Annotated element entries:
>>
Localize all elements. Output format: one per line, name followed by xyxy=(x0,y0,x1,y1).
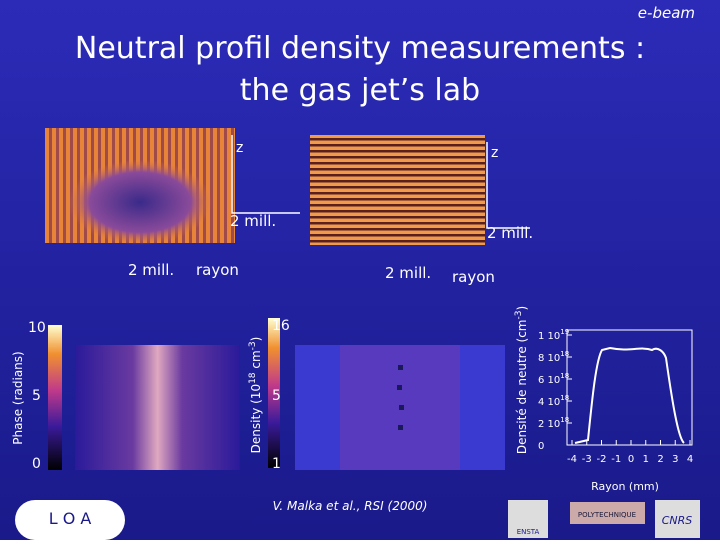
colorbar-tick: 1 xyxy=(272,456,281,472)
colorbar-tick: 10 xyxy=(28,320,46,336)
x-tick-label: -3 xyxy=(582,454,592,465)
polytechnique-logo xyxy=(570,502,645,524)
colorbar-tick: 5 xyxy=(272,388,281,404)
colorbar-label: Phase (radians) xyxy=(11,351,25,444)
profile-curve xyxy=(574,346,685,444)
loa-text: L O A xyxy=(49,509,92,528)
cnrs-logo xyxy=(655,500,700,538)
logo-text: POLYTECHNIQUE xyxy=(578,511,636,519)
scale-label: 2 mill. xyxy=(487,224,533,242)
x-tick-label: -2 xyxy=(597,454,607,465)
y-tick-label: 2 1018 xyxy=(538,416,569,430)
y-tick-label: 0 xyxy=(538,441,544,452)
colorbar xyxy=(268,318,280,468)
interferogram xyxy=(310,135,485,245)
reference: V. Malka et al., RSI (2000) xyxy=(273,499,428,513)
scale-label: 2 mill. xyxy=(128,261,174,279)
x-tick-label: 1 xyxy=(643,454,649,465)
title: Neutral profil density measurements : xyxy=(75,31,645,66)
y-tick-label: 6 1018 xyxy=(538,372,569,386)
x-tick-label: -4 xyxy=(567,454,577,465)
x-tick-label: 0 xyxy=(628,454,634,465)
interferogram-blob xyxy=(60,150,220,245)
y-tick-label: 1 1019 xyxy=(538,328,569,342)
colorbar-tick: 5 xyxy=(32,388,41,404)
axis-label: rayon xyxy=(196,261,239,279)
phase-map xyxy=(75,345,240,470)
colorbar xyxy=(48,325,62,470)
x-tick-label: -1 xyxy=(611,454,621,465)
colorbar-tick: 0 xyxy=(32,456,41,472)
plot-frame xyxy=(566,329,693,446)
scale-label: 2 mill. xyxy=(230,212,276,230)
logo-text: ENSTA xyxy=(517,528,540,536)
ensta-logo xyxy=(508,500,548,538)
tag: e-beam xyxy=(638,4,695,22)
axis-label: rayon xyxy=(452,268,495,286)
colorbar-label: Density (1018 cm-3) xyxy=(248,337,263,454)
x-tick-label: 4 xyxy=(687,454,693,465)
colorbar-tick: 16 xyxy=(272,318,290,334)
axis-label: z xyxy=(491,145,498,161)
x-tick-label: 3 xyxy=(672,454,678,465)
scale-label: 2 mill. xyxy=(385,264,431,282)
x-axis-label: Rayon (mm) xyxy=(591,480,659,493)
plot-ticks: 1 1019 8 1018 6 1018 4 1018 2 1018 0 -4 -3 -2 -1 0… xyxy=(538,328,693,465)
density-spots xyxy=(397,365,404,430)
axis-label: z xyxy=(236,140,243,156)
axis xyxy=(231,135,300,214)
y-tick-label: 8 1018 xyxy=(538,350,569,364)
logo-text: CNRS xyxy=(662,514,693,527)
y-axis-label: Densité de neutre (cm-3) xyxy=(514,306,529,454)
title: the gas jet’s lab xyxy=(240,73,480,108)
loa-logo xyxy=(15,500,125,540)
y-tick-label: 4 1018 xyxy=(538,394,569,408)
axis xyxy=(486,142,530,229)
x-tick-label: 2 xyxy=(657,454,663,465)
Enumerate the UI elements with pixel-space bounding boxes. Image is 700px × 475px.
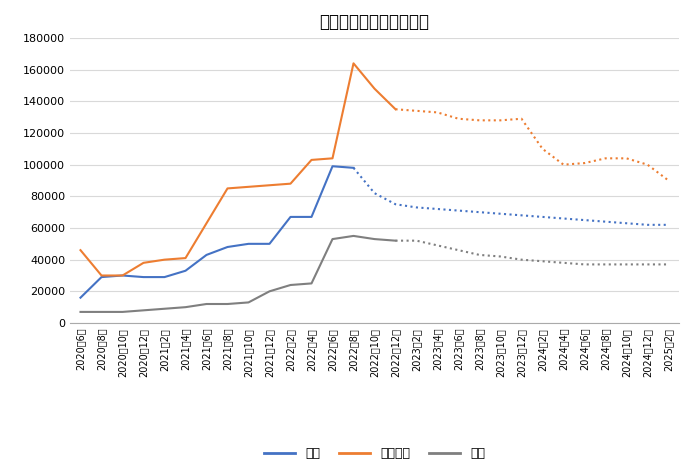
- 天然ガス: [181, 255, 190, 261]
- 天然ガス: [76, 247, 85, 253]
- 石炭: [97, 309, 106, 315]
- 石炭: [286, 282, 295, 288]
- 石油: [349, 165, 358, 171]
- 石油: [265, 241, 274, 247]
- 天然ガス: [223, 186, 232, 191]
- 石炭: [307, 281, 316, 286]
- 石油: [307, 214, 316, 220]
- 天然ガス: [307, 157, 316, 163]
- 石油: [286, 214, 295, 220]
- 石炭: [370, 236, 379, 242]
- 天然ガス: [139, 260, 148, 266]
- 石炭: [139, 307, 148, 313]
- 石炭: [265, 288, 274, 294]
- 石油: [202, 252, 211, 258]
- 天然ガス: [160, 257, 169, 263]
- 天然ガス: [97, 273, 106, 278]
- 石油: [118, 273, 127, 278]
- 石油: [76, 295, 85, 301]
- 石炭: [349, 233, 358, 239]
- 天然ガス: [265, 182, 274, 188]
- 石炭: [202, 301, 211, 307]
- 石炭: [118, 309, 127, 315]
- Line: 石炭: 石炭: [80, 236, 395, 312]
- 石油: [181, 268, 190, 274]
- 石油: [244, 241, 253, 247]
- 石炭: [391, 238, 400, 244]
- 石炭: [244, 300, 253, 305]
- Legend: 石油, 天然ガス, 石炭: 石油, 天然ガス, 石炭: [259, 442, 490, 465]
- Line: 天然ガス: 天然ガス: [80, 63, 395, 276]
- 天然ガス: [391, 106, 400, 112]
- 石油: [139, 274, 148, 280]
- 天然ガス: [370, 86, 379, 92]
- Title: 輸入燃料価格の推移予測: 輸入燃料価格の推移予測: [319, 13, 430, 31]
- 天然ガス: [349, 60, 358, 66]
- 石炭: [160, 306, 169, 312]
- 天然ガス: [118, 273, 127, 278]
- 石油: [97, 274, 106, 280]
- 石炭: [181, 304, 190, 310]
- 石炭: [328, 236, 337, 242]
- Line: 石油: 石油: [80, 166, 354, 298]
- 石油: [160, 274, 169, 280]
- 天然ガス: [202, 220, 211, 226]
- 石炭: [76, 309, 85, 315]
- 石油: [223, 244, 232, 250]
- 石油: [328, 163, 337, 169]
- 天然ガス: [244, 184, 253, 190]
- 天然ガス: [328, 155, 337, 161]
- 石炭: [223, 301, 232, 307]
- 天然ガス: [286, 181, 295, 187]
<<
TASK OBJECTIVE :: Please switch "石炭" to "coal" throughout the data above, keeping every other character the same, and omit the pictures from your answer.

SOLUTION BELOW ::
Localize all elements. Output format: one per line, name followed by xyxy=(x0,y0,x1,y1).
colorbar-tick: 1 xyxy=(272,456,281,472)
colorbar-tick: 10 xyxy=(28,320,46,336)
x-tick-label: -3 xyxy=(582,454,592,465)
polytechnique-logo xyxy=(570,502,645,524)
colorbar-tick: 5 xyxy=(272,388,281,404)
colorbar-label: Phase (radians) xyxy=(11,351,25,444)
profile-curve xyxy=(574,346,685,444)
loa-text: L O A xyxy=(49,509,92,528)
cnrs-logo xyxy=(655,500,700,538)
logo-text: POLYTECHNIQUE xyxy=(578,511,636,519)
scale-label: 2 mill. xyxy=(487,224,533,242)
x-tick-label: -2 xyxy=(597,454,607,465)
y-tick-label: 2 1018 xyxy=(538,416,569,430)
y-tick-label: 0 xyxy=(538,441,544,452)
colorbar xyxy=(268,318,280,468)
interferogram xyxy=(310,135,485,245)
reference: V. Malka et al., RSI (2000) xyxy=(273,499,428,513)
scale-label: 2 mill. xyxy=(128,261,174,279)
x-tick-label: 1 xyxy=(643,454,649,465)
title: Neutral profil density measurements : xyxy=(75,31,645,66)
y-tick-label: 6 1018 xyxy=(538,372,569,386)
x-tick-label: -4 xyxy=(567,454,577,465)
x-tick-label: 0 xyxy=(628,454,634,465)
interferogram-blob xyxy=(60,150,220,245)
y-tick-label: 1 1019 xyxy=(538,328,569,342)
colorbar-tick: 5 xyxy=(32,388,41,404)
axis-label: rayon xyxy=(196,261,239,279)
phase-map xyxy=(75,345,240,470)
colorbar xyxy=(48,325,62,470)
x-tick-label: -1 xyxy=(611,454,621,465)
colorbar-tick: 0 xyxy=(32,456,41,472)
plot-frame xyxy=(566,329,693,446)
scale-label: 2 mill. xyxy=(230,212,276,230)
logo-text: ENSTA xyxy=(517,528,540,536)
ensta-logo xyxy=(508,500,548,538)
tag: e-beam xyxy=(638,4,695,22)
axis-label: rayon xyxy=(452,268,495,286)
colorbar-label: Density (1018 cm-3) xyxy=(248,337,263,454)
x-tick-label: 4 xyxy=(687,454,693,465)
colorbar-tick: 16 xyxy=(272,318,290,334)
axis-label: z xyxy=(491,145,498,161)
x-tick-label: 3 xyxy=(672,454,678,465)
scale-label: 2 mill. xyxy=(385,264,431,282)
x-axis-label: Rayon (mm) xyxy=(591,480,659,493)
plot-ticks: 1 1019 8 1018 6 1018 4 1018 2 1018 0 -4 -3 -2 -1 0… xyxy=(538,328,693,465)
density-spots xyxy=(397,365,404,430)
axis-label: z xyxy=(236,140,243,156)
axis xyxy=(231,135,300,214)
y-tick-label: 8 1018 xyxy=(538,350,569,364)
logo-text: CNRS xyxy=(662,514,693,527)
y-axis-label: Densité de neutre (cm-3) xyxy=(514,306,529,454)
title: the gas jet’s lab xyxy=(240,73,480,108)
loa-logo xyxy=(15,500,125,540)
y-tick-label: 4 1018 xyxy=(538,394,569,408)
axis xyxy=(486,142,530,229)
x-tick-label: 2 xyxy=(657,454,663,465)
Enumerate the UI elements with pixel-space bounding boxes. Image is 700px × 475px.
- 天然ガス: [181, 255, 190, 261]
- 天然ガス: [76, 247, 85, 253]
- coal: [97, 309, 106, 315]
- coal: [286, 282, 295, 288]
- 石油: [349, 165, 358, 171]
- 石油: [265, 241, 274, 247]
- 天然ガス: [223, 186, 232, 191]
- coal: [307, 281, 316, 286]
- 石油: [307, 214, 316, 220]
- 天然ガス: [307, 157, 316, 163]
- 石油: [286, 214, 295, 220]
- coal: [370, 236, 379, 242]
- 天然ガス: [139, 260, 148, 266]
- coal: [139, 307, 148, 313]
- coal: [265, 288, 274, 294]
- 石油: [202, 252, 211, 258]
- 天然ガス: [160, 257, 169, 263]
- 天然ガス: [97, 273, 106, 278]
- 石油: [118, 273, 127, 278]
- 石油: [76, 295, 85, 301]
- coal: [349, 233, 358, 239]
- 天然ガス: [265, 182, 274, 188]
- coal: [202, 301, 211, 307]
- coal: [118, 309, 127, 315]
- Line: coal: coal: [80, 236, 395, 312]
- 石油: [181, 268, 190, 274]
- 石油: [244, 241, 253, 247]
- coal: [391, 238, 400, 244]
- coal: [244, 300, 253, 305]
- Legend: 石油, 天然ガス, coal: 石油, 天然ガス, coal: [259, 442, 490, 465]
- Line: 天然ガス: 天然ガス: [80, 63, 395, 276]
- 天然ガス: [391, 106, 400, 112]
- 石油: [139, 274, 148, 280]
- 天然ガス: [370, 86, 379, 92]
- Title: 輸入燃料価格の推移予測: 輸入燃料価格の推移予測: [319, 13, 430, 31]
- 天然ガス: [349, 60, 358, 66]
- coal: [160, 306, 169, 312]
- 天然ガス: [118, 273, 127, 278]
- 石油: [97, 274, 106, 280]
- coal: [181, 304, 190, 310]
- coal: [328, 236, 337, 242]
- Line: 石油: 石油: [80, 166, 354, 298]
- 石油: [160, 274, 169, 280]
- 天然ガス: [202, 220, 211, 226]
- coal: [76, 309, 85, 315]
- 石油: [223, 244, 232, 250]
- 石油: [328, 163, 337, 169]
- 天然ガス: [244, 184, 253, 190]
- 天然ガス: [328, 155, 337, 161]
- coal: [223, 301, 232, 307]
- 天然ガス: [286, 181, 295, 187]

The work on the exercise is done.